◆ Records from a data source:
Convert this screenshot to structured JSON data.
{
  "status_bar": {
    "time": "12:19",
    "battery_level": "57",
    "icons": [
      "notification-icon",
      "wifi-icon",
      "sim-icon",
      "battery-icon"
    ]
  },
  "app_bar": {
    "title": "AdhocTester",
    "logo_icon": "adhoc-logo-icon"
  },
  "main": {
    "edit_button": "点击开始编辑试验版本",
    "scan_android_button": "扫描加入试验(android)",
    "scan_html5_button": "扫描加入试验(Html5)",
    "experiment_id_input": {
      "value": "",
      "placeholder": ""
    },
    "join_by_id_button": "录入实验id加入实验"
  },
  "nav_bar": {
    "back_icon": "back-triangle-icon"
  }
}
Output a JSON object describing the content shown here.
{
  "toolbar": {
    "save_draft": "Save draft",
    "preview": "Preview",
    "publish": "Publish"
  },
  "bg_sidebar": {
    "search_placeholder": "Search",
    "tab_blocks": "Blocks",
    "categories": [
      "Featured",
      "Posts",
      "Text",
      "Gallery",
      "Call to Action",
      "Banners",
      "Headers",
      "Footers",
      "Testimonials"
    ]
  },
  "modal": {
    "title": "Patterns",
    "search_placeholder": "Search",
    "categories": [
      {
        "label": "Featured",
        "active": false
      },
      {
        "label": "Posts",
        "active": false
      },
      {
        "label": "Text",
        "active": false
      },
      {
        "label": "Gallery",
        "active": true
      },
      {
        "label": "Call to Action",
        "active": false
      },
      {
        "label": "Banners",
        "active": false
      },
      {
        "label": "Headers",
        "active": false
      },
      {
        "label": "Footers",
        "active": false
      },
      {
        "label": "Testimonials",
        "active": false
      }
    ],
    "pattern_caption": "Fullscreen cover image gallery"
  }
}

◆ Short exercise: Using the material above, extract the line that contains "Output a JSON" and every line after it, exactly as given; stop at the last line.

◆ Solution to this problem:
Output a JSON object describing the content shown here.
{
  "toolbar": {
    "save_draft": "Save draft",
    "preview": "Preview",
    "publish": "Publish"
  },
  "bg_sidebar": {
    "search_placeholder": "Search",
    "tab_blocks": "Blocks",
    "categories": [
      "Featured",
      "Posts",
      "Text",
      "Gallery",
      "Call to Action",
      "Banners",
      "Headers",
      "Footers",
      "Testimonials"
    ]
  },
  "modal": {
    "title": "Patterns",
    "search_placeholder": "Search",
    "categories": [
      {
        "label": "Featured",
        "active": false
      },
      {
        "label": "Posts",
        "active": false
      },
      {
        "label": "Text",
        "active": false
      },
      {
        "label": "Gallery",
        "active": true
      },
      {
        "label": "Call to Action",
        "active": false
      },
      {
        "label": "Banners",
        "active": false
      },
      {
        "label": "Headers",
        "active": false
      },
      {
        "label": "Footers",
        "active": false
      },
      {
        "label": "Testimonials",
        "active": false
      }
    ],
    "pattern_caption": "Fullscreen cover image gallery"
  }
}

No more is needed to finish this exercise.